To be done
Reproduce the rows word for word, starting at the first row and ending at the row that contains "category-label: Guadalajara —", with both of those rows included.

# Data listing start

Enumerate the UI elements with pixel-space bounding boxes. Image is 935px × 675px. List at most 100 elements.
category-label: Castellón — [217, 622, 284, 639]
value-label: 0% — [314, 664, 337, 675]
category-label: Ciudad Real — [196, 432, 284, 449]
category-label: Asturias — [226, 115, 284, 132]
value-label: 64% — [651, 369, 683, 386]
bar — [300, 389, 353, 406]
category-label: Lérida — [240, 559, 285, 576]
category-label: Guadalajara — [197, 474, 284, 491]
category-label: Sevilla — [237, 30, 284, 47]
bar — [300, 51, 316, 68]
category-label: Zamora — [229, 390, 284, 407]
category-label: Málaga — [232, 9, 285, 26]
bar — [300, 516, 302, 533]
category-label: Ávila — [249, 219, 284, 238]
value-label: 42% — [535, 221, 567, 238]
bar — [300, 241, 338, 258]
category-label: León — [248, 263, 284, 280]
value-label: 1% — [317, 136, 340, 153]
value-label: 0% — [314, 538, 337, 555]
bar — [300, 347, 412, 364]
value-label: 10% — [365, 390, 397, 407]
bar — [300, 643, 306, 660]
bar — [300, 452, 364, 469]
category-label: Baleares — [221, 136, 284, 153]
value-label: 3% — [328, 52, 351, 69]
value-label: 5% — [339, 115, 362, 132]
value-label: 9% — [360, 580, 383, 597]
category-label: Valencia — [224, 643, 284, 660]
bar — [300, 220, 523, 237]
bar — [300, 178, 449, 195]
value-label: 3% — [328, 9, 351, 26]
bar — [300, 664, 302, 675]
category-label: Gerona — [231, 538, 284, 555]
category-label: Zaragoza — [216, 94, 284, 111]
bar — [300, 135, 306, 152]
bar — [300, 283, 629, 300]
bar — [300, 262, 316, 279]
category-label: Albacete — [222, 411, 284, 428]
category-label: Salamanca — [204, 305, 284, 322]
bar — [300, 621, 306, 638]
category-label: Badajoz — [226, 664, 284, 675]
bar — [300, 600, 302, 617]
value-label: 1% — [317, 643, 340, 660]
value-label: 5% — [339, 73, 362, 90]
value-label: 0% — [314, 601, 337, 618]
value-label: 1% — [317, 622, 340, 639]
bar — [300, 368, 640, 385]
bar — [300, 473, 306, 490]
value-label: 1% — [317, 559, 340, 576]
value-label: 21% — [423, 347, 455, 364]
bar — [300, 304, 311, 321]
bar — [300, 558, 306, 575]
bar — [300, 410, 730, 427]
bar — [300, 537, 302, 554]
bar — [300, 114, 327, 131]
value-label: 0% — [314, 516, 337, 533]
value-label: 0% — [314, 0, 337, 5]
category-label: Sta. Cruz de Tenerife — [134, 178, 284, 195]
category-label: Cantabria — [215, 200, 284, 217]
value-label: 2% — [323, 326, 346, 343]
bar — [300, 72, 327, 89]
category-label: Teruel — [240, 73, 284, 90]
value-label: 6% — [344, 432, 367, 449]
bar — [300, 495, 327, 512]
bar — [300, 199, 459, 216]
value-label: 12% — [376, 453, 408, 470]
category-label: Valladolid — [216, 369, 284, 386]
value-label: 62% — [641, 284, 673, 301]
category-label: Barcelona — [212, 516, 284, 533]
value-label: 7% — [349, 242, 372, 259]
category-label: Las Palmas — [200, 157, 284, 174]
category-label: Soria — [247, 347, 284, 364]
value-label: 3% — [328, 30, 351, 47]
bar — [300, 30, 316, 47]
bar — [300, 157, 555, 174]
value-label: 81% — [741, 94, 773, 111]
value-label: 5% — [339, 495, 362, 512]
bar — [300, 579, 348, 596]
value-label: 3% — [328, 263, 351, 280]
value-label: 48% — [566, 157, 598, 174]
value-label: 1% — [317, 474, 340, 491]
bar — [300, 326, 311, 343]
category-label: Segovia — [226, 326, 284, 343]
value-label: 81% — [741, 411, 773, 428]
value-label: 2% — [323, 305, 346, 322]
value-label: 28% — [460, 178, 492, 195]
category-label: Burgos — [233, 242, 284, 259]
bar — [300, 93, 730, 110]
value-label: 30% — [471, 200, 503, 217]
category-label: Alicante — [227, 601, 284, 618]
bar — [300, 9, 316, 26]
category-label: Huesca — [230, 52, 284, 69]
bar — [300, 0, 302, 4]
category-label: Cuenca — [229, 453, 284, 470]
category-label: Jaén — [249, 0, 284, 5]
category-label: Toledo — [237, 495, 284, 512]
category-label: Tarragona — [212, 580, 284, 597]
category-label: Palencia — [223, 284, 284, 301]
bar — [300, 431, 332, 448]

# Data listing end

Answer to the problem
Enumerate the UI elements with pixel-space bounding boxes. Image is 935px × 675px. List at most 100 elements.
category-label: Castellón — [217, 622, 284, 639]
value-label: 0% — [314, 664, 337, 675]
category-label: Ciudad Real — [196, 432, 284, 449]
category-label: Asturias — [226, 115, 284, 132]
value-label: 64% — [651, 369, 683, 386]
bar — [300, 389, 353, 406]
category-label: Lérida — [240, 559, 285, 576]
category-label: Guadalajara — [197, 474, 284, 491]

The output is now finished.